[Records about charts and figures]
>>>>
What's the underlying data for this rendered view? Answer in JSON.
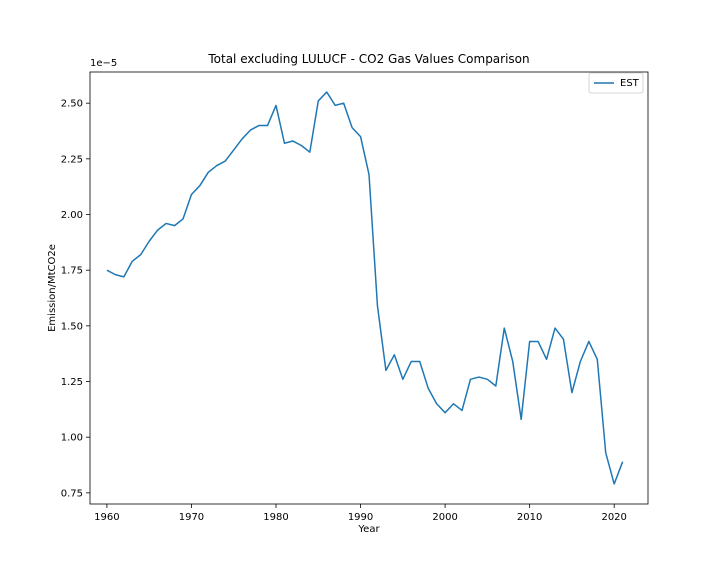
{
  "chart_data": {
    "type": "line",
    "title": "Total excluding LULUCF - CO2 Gas Values Comparison",
    "xlabel": "Year",
    "ylabel": "Emission/MtCO2e",
    "y_offset_label": "1e−5",
    "xlim": [
      1958,
      2024
    ],
    "ylim": [
      0.7,
      2.64
    ],
    "y_scale_note": "values shown in units of 1e-5",
    "x_ticks": [
      1960,
      1970,
      1980,
      1990,
      2000,
      2010,
      2020
    ],
    "y_ticks": [
      0.75,
      1.0,
      1.25,
      1.5,
      1.75,
      2.0,
      2.25,
      2.5
    ],
    "y_tick_labels": [
      "0.75",
      "1.00",
      "1.25",
      "1.50",
      "1.75",
      "2.00",
      "2.25",
      "2.50"
    ],
    "x_tick_labels": [
      "1960",
      "1970",
      "1980",
      "1990",
      "2000",
      "2010",
      "2020"
    ],
    "grid": false,
    "legend_position": "top-right",
    "colors": {
      "series": "#1f77b4"
    },
    "series": [
      {
        "name": "EST",
        "x": [
          1960,
          1961,
          1962,
          1963,
          1964,
          1965,
          1966,
          1967,
          1968,
          1969,
          1970,
          1971,
          1972,
          1973,
          1974,
          1975,
          1976,
          1977,
          1978,
          1979,
          1980,
          1981,
          1982,
          1983,
          1984,
          1985,
          1986,
          1987,
          1988,
          1989,
          1990,
          1991,
          1992,
          1993,
          1994,
          1995,
          1996,
          1997,
          1998,
          1999,
          2000,
          2001,
          2002,
          2003,
          2004,
          2005,
          2006,
          2007,
          2008,
          2009,
          2010,
          2011,
          2012,
          2013,
          2014,
          2015,
          2016,
          2017,
          2018,
          2019,
          2020,
          2021
        ],
        "values": [
          1.75,
          1.73,
          1.72,
          1.79,
          1.82,
          1.88,
          1.93,
          1.96,
          1.95,
          1.98,
          2.09,
          2.13,
          2.19,
          2.22,
          2.24,
          2.29,
          2.34,
          2.38,
          2.4,
          2.4,
          2.49,
          2.32,
          2.33,
          2.31,
          2.28,
          2.51,
          2.55,
          2.49,
          2.5,
          2.39,
          2.35,
          2.18,
          1.59,
          1.3,
          1.37,
          1.26,
          1.34,
          1.34,
          1.22,
          1.15,
          1.11,
          1.15,
          1.12,
          1.26,
          1.27,
          1.26,
          1.23,
          1.49,
          1.34,
          1.08,
          1.43,
          1.43,
          1.35,
          1.49,
          1.44,
          1.2,
          1.34,
          1.43,
          1.35,
          0.93,
          0.79,
          0.89
        ]
      }
    ]
  }
}
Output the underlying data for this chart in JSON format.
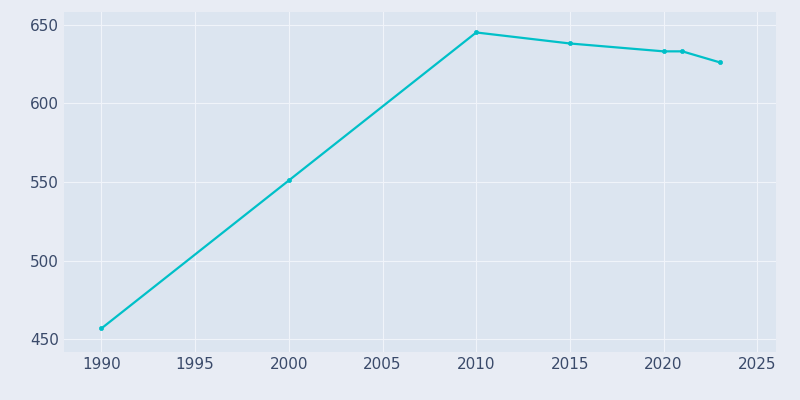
{
  "years": [
    1990,
    2000,
    2010,
    2015,
    2020,
    2021,
    2023
  ],
  "population": [
    457,
    551,
    645,
    638,
    633,
    633,
    626
  ],
  "line_color": "#00c0c8",
  "marker": "o",
  "marker_size": 3,
  "line_width": 1.6,
  "fig_bg_color": "#e8ecf4",
  "plot_bg_color": "#dce5f0",
  "grid_color": "#f0f4fa",
  "tick_color": "#3a4a6a",
  "xlim": [
    1988,
    2026
  ],
  "ylim": [
    442,
    658
  ],
  "xticks": [
    1990,
    1995,
    2000,
    2005,
    2010,
    2015,
    2020,
    2025
  ],
  "yticks": [
    450,
    500,
    550,
    600,
    650
  ],
  "tick_fontsize": 11
}
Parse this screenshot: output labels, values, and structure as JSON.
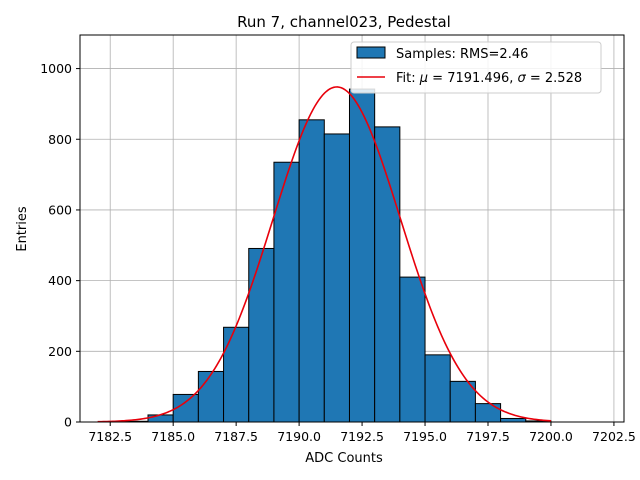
{
  "chart_data": {
    "type": "bar",
    "title": "Run 7, channel023, Pedestal",
    "xlabel": "ADC Counts",
    "ylabel": "Entries",
    "xlim": [
      7181.3,
      7202.9
    ],
    "ylim": [
      0,
      1095
    ],
    "grid": true,
    "xticks": [
      7182.5,
      7185.0,
      7187.5,
      7190.0,
      7192.5,
      7195.0,
      7197.5,
      7200.0,
      7202.5
    ],
    "xtick_labels": [
      "7182.5",
      "7185.0",
      "7187.5",
      "7190.0",
      "7192.5",
      "7195.0",
      "7197.5",
      "7200.0",
      "7202.5"
    ],
    "yticks": [
      0,
      200,
      400,
      600,
      800,
      1000
    ],
    "ytick_labels": [
      "0",
      "200",
      "400",
      "600",
      "800",
      "1000"
    ],
    "histogram": {
      "name": "Samples: RMS=2.46",
      "color": "#1f77b4",
      "edgecolor": "#000000",
      "bin_edges": [
        7183,
        7184,
        7185,
        7186,
        7187,
        7188,
        7189,
        7190,
        7191,
        7192,
        7193,
        7194,
        7195,
        7196,
        7197,
        7198,
        7199,
        7200
      ],
      "counts": [
        2,
        20,
        78,
        143,
        268,
        491,
        735,
        855,
        815,
        942,
        835,
        410,
        190,
        115,
        52,
        10,
        3
      ]
    },
    "fit": {
      "name": "Fit: μ = 7191.496, σ = 2.528",
      "color": "#e8000b",
      "mu": 7191.496,
      "sigma": 2.528,
      "amplitude": 948,
      "x_range": [
        7182,
        7200
      ]
    },
    "legend": {
      "placement": "top-right",
      "entries": [
        {
          "label_prefix": "Samples: RMS=2.46",
          "kind": "patch"
        },
        {
          "label_prefix": "Fit: ",
          "label_mu_symbol": "μ",
          "label_mu_value": " = 7191.496, ",
          "label_sigma_symbol": "σ",
          "label_sigma_value": " = 2.528",
          "kind": "line"
        }
      ]
    }
  }
}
<<<<
### WORK TO COMPLETE
Copy all the lines of data exactly as they appear, dropping any images.

### RESPONSE TO THE EXERCISE
What's the underlying data for this rendered view? Answer in JSON.
{
  "chart_data": {
    "type": "line",
    "title": "Total excluding LULUCF - CO2 Gas Values Comparison",
    "xlabel": "Year",
    "ylabel": "Emission/MtCO2e",
    "y_offset_label": "1e−5",
    "xlim": [
      1958,
      2024
    ],
    "ylim": [
      0.7,
      2.64
    ],
    "y_scale_note": "values shown in units of 1e-5",
    "x_ticks": [
      1960,
      1970,
      1980,
      1990,
      2000,
      2010,
      2020
    ],
    "y_ticks": [
      0.75,
      1.0,
      1.25,
      1.5,
      1.75,
      2.0,
      2.25,
      2.5
    ],
    "y_tick_labels": [
      "0.75",
      "1.00",
      "1.25",
      "1.50",
      "1.75",
      "2.00",
      "2.25",
      "2.50"
    ],
    "x_tick_labels": [
      "1960",
      "1970",
      "1980",
      "1990",
      "2000",
      "2010",
      "2020"
    ],
    "grid": false,
    "legend_position": "top-right",
    "colors": {
      "series": "#1f77b4"
    },
    "series": [
      {
        "name": "EST",
        "x": [
          1960,
          1961,
          1962,
          1963,
          1964,
          1965,
          1966,
          1967,
          1968,
          1969,
          1970,
          1971,
          1972,
          1973,
          1974,
          1975,
          1976,
          1977,
          1978,
          1979,
          1980,
          1981,
          1982,
          1983,
          1984,
          1985,
          1986,
          1987,
          1988,
          1989,
          1990,
          1991,
          1992,
          1993,
          1994,
          1995,
          1996,
          1997,
          1998,
          1999,
          2000,
          2001,
          2002,
          2003,
          2004,
          2005,
          2006,
          2007,
          2008,
          2009,
          2010,
          2011,
          2012,
          2013,
          2014,
          2015,
          2016,
          2017,
          2018,
          2019,
          2020,
          2021
        ],
        "values": [
          1.75,
          1.73,
          1.72,
          1.79,
          1.82,
          1.88,
          1.93,
          1.96,
          1.95,
          1.98,
          2.09,
          2.13,
          2.19,
          2.22,
          2.24,
          2.29,
          2.34,
          2.38,
          2.4,
          2.4,
          2.49,
          2.32,
          2.33,
          2.31,
          2.28,
          2.51,
          2.55,
          2.49,
          2.5,
          2.39,
          2.35,
          2.18,
          1.59,
          1.3,
          1.37,
          1.26,
          1.34,
          1.34,
          1.22,
          1.15,
          1.11,
          1.15,
          1.12,
          1.26,
          1.27,
          1.26,
          1.23,
          1.49,
          1.34,
          1.08,
          1.43,
          1.43,
          1.35,
          1.49,
          1.44,
          1.2,
          1.34,
          1.43,
          1.35,
          0.93,
          0.79,
          0.89
        ]
      }
    ]
  }
}
Output the underlying data for this chart in JSON format.
{
  "years": [
    1990,
    2000,
    2010,
    2015,
    2020,
    2021,
    2023
  ],
  "population": [
    457,
    551,
    645,
    638,
    633,
    633,
    626
  ],
  "line_color": "#00c0c8",
  "marker": "o",
  "marker_size": 3,
  "line_width": 1.6,
  "fig_bg_color": "#e8ecf4",
  "plot_bg_color": "#dce5f0",
  "grid_color": "#f0f4fa",
  "tick_color": "#3a4a6a",
  "xlim": [
    1988,
    2026
  ],
  "ylim": [
    442,
    658
  ],
  "xticks": [
    1990,
    1995,
    2000,
    2005,
    2010,
    2015,
    2020,
    2025
  ],
  "yticks": [
    450,
    500,
    550,
    600,
    650
  ],
  "tick_fontsize": 11
}
Parse this screenshot: output labels, values, and structure as JSON.
{
  "chart_data": {
    "type": "bar",
    "title": "Run 7, channel023, Pedestal",
    "xlabel": "ADC Counts",
    "ylabel": "Entries",
    "xlim": [
      7181.3,
      7202.9
    ],
    "ylim": [
      0,
      1095
    ],
    "grid": true,
    "xticks": [
      7182.5,
      7185.0,
      7187.5,
      7190.0,
      7192.5,
      7195.0,
      7197.5,
      7200.0,
      7202.5
    ],
    "xtick_labels": [
      "7182.5",
      "7185.0",
      "7187.5",
      "7190.0",
      "7192.5",
      "7195.0",
      "7197.5",
      "7200.0",
      "7202.5"
    ],
    "yticks": [
      0,
      200,
      400,
      600,
      800,
      1000
    ],
    "ytick_labels": [
      "0",
      "200",
      "400",
      "600",
      "800",
      "1000"
    ],
    "histogram": {
      "name": "Samples: RMS=2.46",
      "color": "#1f77b4",
      "edgecolor": "#000000",
      "bin_edges": [
        7183,
        7184,
        7185,
        7186,
        7187,
        7188,
        7189,
        7190,
        7191,
        7192,
        7193,
        7194,
        7195,
        7196,
        7197,
        7198,
        7199,
        7200
      ],
      "counts": [
        2,
        20,
        78,
        143,
        268,
        491,
        735,
        855,
        815,
        942,
        835,
        410,
        190,
        115,
        52,
        10,
        3
      ]
    },
    "fit": {
      "name": "Fit: μ = 7191.496, σ = 2.528",
      "color": "#e8000b",
      "mu": 7191.496,
      "sigma": 2.528,
      "amplitude": 948,
      "x_range": [
        7182,
        7200
      ]
    },
    "legend": {
      "placement": "top-right",
      "entries": [
        {
          "label_prefix": "Samples: RMS=2.46",
          "kind": "patch"
        },
        {
          "label_prefix": "Fit: ",
          "label_mu_symbol": "μ",
          "label_mu_value": " = 7191.496, ",
          "label_sigma_symbol": "σ",
          "label_sigma_value": " = 2.528",
          "kind": "line"
        }
      ]
    }
  }
}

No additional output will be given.